Quote the records that follow in full and exactly; leave out the pictures.

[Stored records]

==============================

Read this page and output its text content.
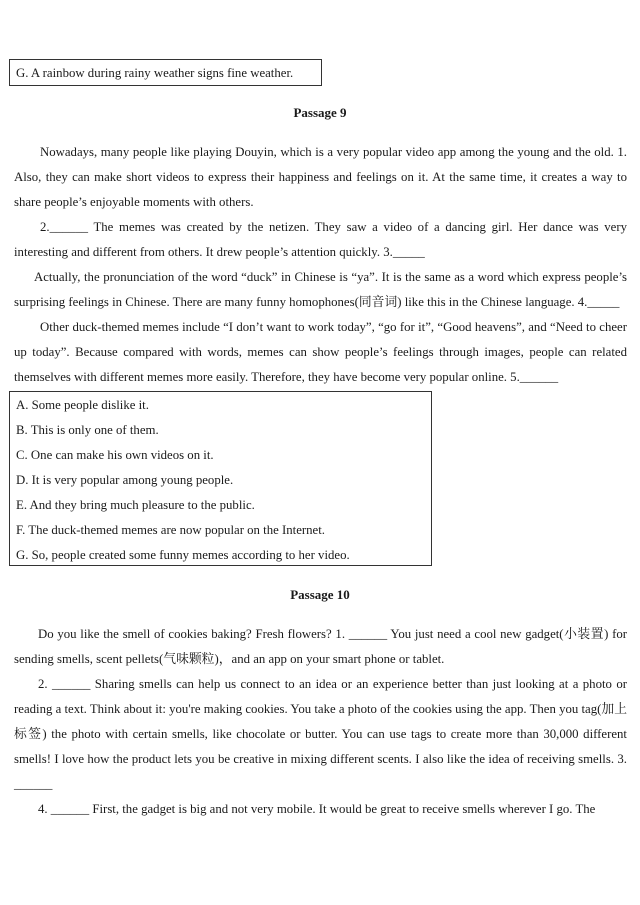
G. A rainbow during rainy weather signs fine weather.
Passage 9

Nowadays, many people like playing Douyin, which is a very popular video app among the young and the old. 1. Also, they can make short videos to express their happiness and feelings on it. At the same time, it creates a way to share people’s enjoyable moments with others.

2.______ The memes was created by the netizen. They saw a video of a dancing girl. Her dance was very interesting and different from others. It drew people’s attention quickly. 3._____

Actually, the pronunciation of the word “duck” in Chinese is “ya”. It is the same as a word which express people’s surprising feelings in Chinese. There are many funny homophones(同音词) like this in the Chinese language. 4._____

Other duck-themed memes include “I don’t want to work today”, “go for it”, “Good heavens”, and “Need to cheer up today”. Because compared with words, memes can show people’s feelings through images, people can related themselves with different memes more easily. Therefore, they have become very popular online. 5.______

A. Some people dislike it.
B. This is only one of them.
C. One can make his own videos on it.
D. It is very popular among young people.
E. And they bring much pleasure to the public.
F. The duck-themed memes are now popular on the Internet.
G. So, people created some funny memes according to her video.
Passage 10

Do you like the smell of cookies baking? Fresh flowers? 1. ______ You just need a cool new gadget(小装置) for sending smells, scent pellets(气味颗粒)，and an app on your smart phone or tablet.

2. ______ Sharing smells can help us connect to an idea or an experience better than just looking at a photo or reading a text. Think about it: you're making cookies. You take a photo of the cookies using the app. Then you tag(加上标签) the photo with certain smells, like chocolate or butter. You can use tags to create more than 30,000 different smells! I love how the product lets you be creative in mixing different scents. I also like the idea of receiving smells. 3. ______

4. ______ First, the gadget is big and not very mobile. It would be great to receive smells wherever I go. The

==============================

FINISHED TASK:
Read this page and output its text content.
G. A rainbow during rainy weather signs fine weather.
Passage 9

Nowadays, many people like playing Douyin, which is a very popular video app among the young and the old. 1. Also, they can make short videos to express their happiness and feelings on it. At the same time, it creates a way to share people’s enjoyable moments with others.

2.______ The memes was created by the netizen. They saw a video of a dancing girl. Her dance was very interesting and different from others. It drew people’s attention quickly. 3._____

Actually, the pronunciation of the word “duck” in Chinese is “ya”. It is the same as a word which express people’s surprising feelings in Chinese. There are many funny homophones(同音词) like this in the Chinese language. 4._____

Other duck-themed memes include “I don’t want to work today”, “go for it”, “Good heavens”, and “Need to cheer up today”. Because compared with words, memes can show people’s feelings through images, people can related themselves with different memes more easily. Therefore, they have become very popular online. 5.______

A. Some people dislike it.
B. This is only one of them.
C. One can make his own videos on it.
D. It is very popular among young people.
E. And they bring much pleasure to the public.
F. The duck-themed memes are now popular on the Internet.
G. So, people created some funny memes according to her video.
Passage 10

Do you like the smell of cookies baking? Fresh flowers? 1. ______ You just need a cool new gadget(小装置) for sending smells, scent pellets(气味颗粒)，and an app on your smart phone or tablet.

2. ______ Sharing smells can help us connect to an idea or an experience better than just looking at a photo or reading a text. Think about it: you're making cookies. You take a photo of the cookies using the app. Then you tag(加上标签) the photo with certain smells, like chocolate or butter. You can use tags to create more than 30,000 different smells! I love how the product lets you be creative in mixing different scents. I also like the idea of receiving smells. 3. ______

4. ______ First, the gadget is big and not very mobile. It would be great to receive smells wherever I go. The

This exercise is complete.